> _INPUT FOR THIS TASK_:

## begin

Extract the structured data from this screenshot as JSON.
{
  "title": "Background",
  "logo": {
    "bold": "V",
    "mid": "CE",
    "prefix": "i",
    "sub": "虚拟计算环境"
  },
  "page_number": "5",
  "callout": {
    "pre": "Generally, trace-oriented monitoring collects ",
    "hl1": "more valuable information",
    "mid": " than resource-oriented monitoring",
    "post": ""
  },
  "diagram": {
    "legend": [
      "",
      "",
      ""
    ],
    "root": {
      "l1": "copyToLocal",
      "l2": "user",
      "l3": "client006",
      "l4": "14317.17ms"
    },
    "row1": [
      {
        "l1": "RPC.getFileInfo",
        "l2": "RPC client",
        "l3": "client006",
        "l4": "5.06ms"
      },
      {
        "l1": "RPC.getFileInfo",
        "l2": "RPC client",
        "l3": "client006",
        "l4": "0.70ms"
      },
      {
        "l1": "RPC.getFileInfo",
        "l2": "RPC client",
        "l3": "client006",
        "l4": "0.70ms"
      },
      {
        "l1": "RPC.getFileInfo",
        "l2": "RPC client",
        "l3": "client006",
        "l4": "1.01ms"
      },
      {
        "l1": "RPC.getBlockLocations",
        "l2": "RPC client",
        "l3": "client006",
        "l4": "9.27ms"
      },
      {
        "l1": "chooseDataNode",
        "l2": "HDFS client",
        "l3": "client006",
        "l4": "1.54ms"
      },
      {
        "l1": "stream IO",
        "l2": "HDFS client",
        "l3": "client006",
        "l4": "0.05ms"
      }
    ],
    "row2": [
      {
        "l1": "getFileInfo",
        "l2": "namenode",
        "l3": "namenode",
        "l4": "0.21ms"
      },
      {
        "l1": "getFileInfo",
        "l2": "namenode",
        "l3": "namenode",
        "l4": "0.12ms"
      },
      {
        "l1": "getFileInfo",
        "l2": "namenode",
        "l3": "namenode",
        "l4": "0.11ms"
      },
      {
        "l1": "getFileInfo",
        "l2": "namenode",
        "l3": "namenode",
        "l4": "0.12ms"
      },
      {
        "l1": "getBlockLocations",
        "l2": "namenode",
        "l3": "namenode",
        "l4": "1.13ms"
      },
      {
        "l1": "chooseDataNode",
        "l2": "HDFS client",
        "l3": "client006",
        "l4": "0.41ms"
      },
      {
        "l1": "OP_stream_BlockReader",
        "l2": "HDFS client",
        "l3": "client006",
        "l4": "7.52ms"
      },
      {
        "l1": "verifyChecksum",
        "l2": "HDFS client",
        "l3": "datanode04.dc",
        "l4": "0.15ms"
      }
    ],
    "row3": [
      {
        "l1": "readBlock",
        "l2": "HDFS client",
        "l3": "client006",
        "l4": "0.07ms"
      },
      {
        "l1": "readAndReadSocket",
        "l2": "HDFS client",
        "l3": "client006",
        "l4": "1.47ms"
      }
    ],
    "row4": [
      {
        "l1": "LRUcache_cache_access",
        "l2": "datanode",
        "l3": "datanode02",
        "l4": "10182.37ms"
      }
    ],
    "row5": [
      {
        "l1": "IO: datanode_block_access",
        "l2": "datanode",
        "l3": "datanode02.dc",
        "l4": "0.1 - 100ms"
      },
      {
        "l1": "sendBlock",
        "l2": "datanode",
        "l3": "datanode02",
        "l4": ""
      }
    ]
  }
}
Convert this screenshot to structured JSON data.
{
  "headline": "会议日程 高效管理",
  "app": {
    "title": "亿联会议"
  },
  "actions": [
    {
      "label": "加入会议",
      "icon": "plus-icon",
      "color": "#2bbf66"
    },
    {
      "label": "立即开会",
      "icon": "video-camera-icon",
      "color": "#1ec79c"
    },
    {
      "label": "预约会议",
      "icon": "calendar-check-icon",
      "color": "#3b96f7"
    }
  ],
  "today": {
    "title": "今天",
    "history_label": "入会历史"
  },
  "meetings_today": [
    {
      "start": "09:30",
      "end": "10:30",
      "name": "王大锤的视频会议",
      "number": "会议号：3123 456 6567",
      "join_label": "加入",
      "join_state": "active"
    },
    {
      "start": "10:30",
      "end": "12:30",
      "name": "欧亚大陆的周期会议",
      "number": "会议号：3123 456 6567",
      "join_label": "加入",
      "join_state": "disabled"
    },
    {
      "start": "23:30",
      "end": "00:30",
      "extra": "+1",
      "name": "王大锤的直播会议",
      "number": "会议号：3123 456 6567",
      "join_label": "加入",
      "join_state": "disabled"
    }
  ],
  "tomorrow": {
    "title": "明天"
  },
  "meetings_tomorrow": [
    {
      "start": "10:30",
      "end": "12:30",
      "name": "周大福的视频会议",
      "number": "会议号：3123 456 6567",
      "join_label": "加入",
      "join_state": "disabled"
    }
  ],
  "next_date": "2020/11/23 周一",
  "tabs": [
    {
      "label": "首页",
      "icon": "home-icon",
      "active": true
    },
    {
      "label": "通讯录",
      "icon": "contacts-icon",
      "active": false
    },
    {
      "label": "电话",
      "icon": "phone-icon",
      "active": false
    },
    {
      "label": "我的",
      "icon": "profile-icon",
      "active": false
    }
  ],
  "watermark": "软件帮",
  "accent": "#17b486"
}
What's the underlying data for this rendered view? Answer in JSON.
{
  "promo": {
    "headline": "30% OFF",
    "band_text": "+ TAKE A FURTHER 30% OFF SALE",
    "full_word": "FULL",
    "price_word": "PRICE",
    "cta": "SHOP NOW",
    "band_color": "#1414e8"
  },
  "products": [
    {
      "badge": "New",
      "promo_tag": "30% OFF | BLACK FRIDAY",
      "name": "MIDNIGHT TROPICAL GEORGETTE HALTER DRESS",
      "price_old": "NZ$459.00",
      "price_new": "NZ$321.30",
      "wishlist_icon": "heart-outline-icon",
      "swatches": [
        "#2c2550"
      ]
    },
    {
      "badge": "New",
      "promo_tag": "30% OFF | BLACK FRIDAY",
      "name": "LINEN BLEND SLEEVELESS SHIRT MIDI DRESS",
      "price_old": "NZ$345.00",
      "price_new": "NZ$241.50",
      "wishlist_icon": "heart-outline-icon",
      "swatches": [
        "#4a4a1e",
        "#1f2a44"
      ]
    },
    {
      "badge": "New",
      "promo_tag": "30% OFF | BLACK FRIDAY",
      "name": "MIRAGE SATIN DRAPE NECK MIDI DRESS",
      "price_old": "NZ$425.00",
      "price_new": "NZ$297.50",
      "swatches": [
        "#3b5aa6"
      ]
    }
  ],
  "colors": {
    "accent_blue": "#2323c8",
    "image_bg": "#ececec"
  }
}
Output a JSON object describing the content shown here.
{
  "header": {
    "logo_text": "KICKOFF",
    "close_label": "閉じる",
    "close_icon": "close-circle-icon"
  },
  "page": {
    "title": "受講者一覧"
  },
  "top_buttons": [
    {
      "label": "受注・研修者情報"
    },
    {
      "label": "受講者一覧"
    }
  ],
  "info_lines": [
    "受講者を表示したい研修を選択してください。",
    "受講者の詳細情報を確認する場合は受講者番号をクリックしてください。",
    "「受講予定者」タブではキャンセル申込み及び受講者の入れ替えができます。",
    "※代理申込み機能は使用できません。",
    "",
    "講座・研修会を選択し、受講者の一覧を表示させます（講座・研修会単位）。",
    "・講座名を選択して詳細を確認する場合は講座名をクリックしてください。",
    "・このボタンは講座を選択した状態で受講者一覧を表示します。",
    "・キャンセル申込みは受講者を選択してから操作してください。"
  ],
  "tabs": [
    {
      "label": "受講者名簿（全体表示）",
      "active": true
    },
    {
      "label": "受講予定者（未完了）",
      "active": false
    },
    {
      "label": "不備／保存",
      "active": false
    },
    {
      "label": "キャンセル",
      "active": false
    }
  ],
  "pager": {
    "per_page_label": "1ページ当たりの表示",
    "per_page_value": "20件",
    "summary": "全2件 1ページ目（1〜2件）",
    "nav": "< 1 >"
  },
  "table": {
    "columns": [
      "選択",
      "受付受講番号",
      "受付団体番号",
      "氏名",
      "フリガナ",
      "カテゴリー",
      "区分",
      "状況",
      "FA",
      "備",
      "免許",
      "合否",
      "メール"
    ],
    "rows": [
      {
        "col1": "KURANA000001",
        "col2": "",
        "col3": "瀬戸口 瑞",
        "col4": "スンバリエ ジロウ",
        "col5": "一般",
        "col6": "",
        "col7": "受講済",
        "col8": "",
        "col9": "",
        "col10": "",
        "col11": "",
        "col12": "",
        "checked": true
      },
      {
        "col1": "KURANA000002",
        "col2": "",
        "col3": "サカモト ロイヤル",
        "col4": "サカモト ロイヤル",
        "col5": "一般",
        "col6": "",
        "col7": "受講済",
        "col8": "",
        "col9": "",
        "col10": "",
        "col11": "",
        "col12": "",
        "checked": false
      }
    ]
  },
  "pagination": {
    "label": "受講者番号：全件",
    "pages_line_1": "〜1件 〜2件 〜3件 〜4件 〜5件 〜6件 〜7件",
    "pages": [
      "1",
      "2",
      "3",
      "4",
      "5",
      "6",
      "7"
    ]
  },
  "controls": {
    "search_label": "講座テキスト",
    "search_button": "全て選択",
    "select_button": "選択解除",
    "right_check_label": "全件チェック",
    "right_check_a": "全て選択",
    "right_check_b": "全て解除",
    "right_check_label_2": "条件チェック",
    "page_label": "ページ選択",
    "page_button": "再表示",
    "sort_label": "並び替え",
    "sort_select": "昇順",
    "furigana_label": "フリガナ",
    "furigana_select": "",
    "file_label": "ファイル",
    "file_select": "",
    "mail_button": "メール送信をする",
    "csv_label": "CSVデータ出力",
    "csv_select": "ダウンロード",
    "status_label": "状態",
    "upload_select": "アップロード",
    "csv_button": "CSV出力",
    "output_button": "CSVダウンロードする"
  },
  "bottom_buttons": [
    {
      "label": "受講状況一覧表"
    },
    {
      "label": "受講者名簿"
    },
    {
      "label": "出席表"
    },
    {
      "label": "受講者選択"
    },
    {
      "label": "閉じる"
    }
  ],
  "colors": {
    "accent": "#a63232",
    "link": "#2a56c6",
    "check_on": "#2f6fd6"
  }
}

## end

> _EXERCISE PROMPT_: List all lines where "monitoring" occurs.

> _TASK RESPONSE_:
    "pre": "Generally, trace-oriented monitoring collects ",
    "mid": " than resource-oriented monitoring",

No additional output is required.